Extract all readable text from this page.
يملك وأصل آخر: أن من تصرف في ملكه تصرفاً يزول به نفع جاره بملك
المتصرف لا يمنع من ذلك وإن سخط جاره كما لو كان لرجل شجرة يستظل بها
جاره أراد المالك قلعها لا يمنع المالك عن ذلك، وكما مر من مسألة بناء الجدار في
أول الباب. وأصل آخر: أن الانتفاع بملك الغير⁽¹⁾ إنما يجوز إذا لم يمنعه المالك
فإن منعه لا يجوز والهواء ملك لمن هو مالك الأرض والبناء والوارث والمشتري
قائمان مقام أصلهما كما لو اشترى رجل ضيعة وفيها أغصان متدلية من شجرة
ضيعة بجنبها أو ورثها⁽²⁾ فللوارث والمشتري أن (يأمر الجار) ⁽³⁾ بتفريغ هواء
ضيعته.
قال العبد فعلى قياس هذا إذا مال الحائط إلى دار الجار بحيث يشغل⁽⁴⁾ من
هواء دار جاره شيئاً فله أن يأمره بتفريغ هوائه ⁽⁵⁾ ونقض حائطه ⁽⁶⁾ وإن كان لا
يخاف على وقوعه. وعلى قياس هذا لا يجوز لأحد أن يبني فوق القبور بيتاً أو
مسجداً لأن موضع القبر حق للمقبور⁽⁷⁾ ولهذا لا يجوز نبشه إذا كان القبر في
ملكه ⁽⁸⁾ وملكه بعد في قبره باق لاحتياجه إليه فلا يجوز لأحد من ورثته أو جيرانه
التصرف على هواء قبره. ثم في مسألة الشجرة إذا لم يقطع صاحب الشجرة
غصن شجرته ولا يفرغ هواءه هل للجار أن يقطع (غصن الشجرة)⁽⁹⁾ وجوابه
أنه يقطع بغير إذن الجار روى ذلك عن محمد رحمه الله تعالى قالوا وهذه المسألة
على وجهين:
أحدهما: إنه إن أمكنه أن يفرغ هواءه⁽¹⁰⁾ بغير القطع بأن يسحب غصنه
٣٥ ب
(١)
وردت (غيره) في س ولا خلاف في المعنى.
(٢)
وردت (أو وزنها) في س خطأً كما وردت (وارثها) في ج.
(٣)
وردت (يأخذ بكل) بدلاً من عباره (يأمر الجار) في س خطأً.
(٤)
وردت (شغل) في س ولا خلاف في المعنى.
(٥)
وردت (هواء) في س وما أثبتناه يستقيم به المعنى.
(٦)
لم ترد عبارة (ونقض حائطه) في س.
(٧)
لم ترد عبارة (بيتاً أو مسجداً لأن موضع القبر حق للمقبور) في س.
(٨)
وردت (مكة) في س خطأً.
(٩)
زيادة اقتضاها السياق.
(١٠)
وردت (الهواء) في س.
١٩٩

++++++++

Exercise prompt -> Take the data above and return it exactly.

Task response ->
Extract all readable text from this page.
يملك وأصل آخر: أن من تصرف في ملكه تصرفاً يزول به نفع جاره بملك
المتصرف لا يمنع من ذلك وإن سخط جاره كما لو كان لرجل شجرة يستظل بها
جاره أراد المالك قلعها لا يمنع المالك عن ذلك، وكما مر من مسألة بناء الجدار في
أول الباب. وأصل آخر: أن الانتفاع بملك الغير⁽¹⁾ إنما يجوز إذا لم يمنعه المالك
فإن منعه لا يجوز والهواء ملك لمن هو مالك الأرض والبناء والوارث والمشتري
قائمان مقام أصلهما كما لو اشترى رجل ضيعة وفيها أغصان متدلية من شجرة
ضيعة بجنبها أو ورثها⁽²⁾ فللوارث والمشتري أن (يأمر الجار) ⁽³⁾ بتفريغ هواء
ضيعته.
قال العبد فعلى قياس هذا إذا مال الحائط إلى دار الجار بحيث يشغل⁽⁴⁾ من
هواء دار جاره شيئاً فله أن يأمره بتفريغ هوائه ⁽⁵⁾ ونقض حائطه ⁽⁶⁾ وإن كان لا
يخاف على وقوعه. وعلى قياس هذا لا يجوز لأحد أن يبني فوق القبور بيتاً أو
مسجداً لأن موضع القبر حق للمقبور⁽⁷⁾ ولهذا لا يجوز نبشه إذا كان القبر في
ملكه ⁽⁸⁾ وملكه بعد في قبره باق لاحتياجه إليه فلا يجوز لأحد من ورثته أو جيرانه
التصرف على هواء قبره. ثم في مسألة الشجرة إذا لم يقطع صاحب الشجرة
غصن شجرته ولا يفرغ هواءه هل للجار أن يقطع (غصن الشجرة)⁽⁹⁾ وجوابه
أنه يقطع بغير إذن الجار روى ذلك عن محمد رحمه الله تعالى قالوا وهذه المسألة
على وجهين:
أحدهما: إنه إن أمكنه أن يفرغ هواءه⁽¹⁰⁾ بغير القطع بأن يسحب غصنه
٣٥ ب
(١)
وردت (غيره) في س ولا خلاف في المعنى.
(٢)
وردت (أو وزنها) في س خطأً كما وردت (وارثها) في ج.
(٣)
وردت (يأخذ بكل) بدلاً من عباره (يأمر الجار) في س خطأً.
(٤)
وردت (شغل) في س ولا خلاف في المعنى.
(٥)
وردت (هواء) في س وما أثبتناه يستقيم به المعنى.
(٦)
لم ترد عبارة (ونقض حائطه) في س.
(٧)
لم ترد عبارة (بيتاً أو مسجداً لأن موضع القبر حق للمقبور) في س.
(٨)
وردت (مكة) في س خطأً.
(٩)
زيادة اقتضاها السياق.
(١٠)
وردت (الهواء) في س.
١٩٩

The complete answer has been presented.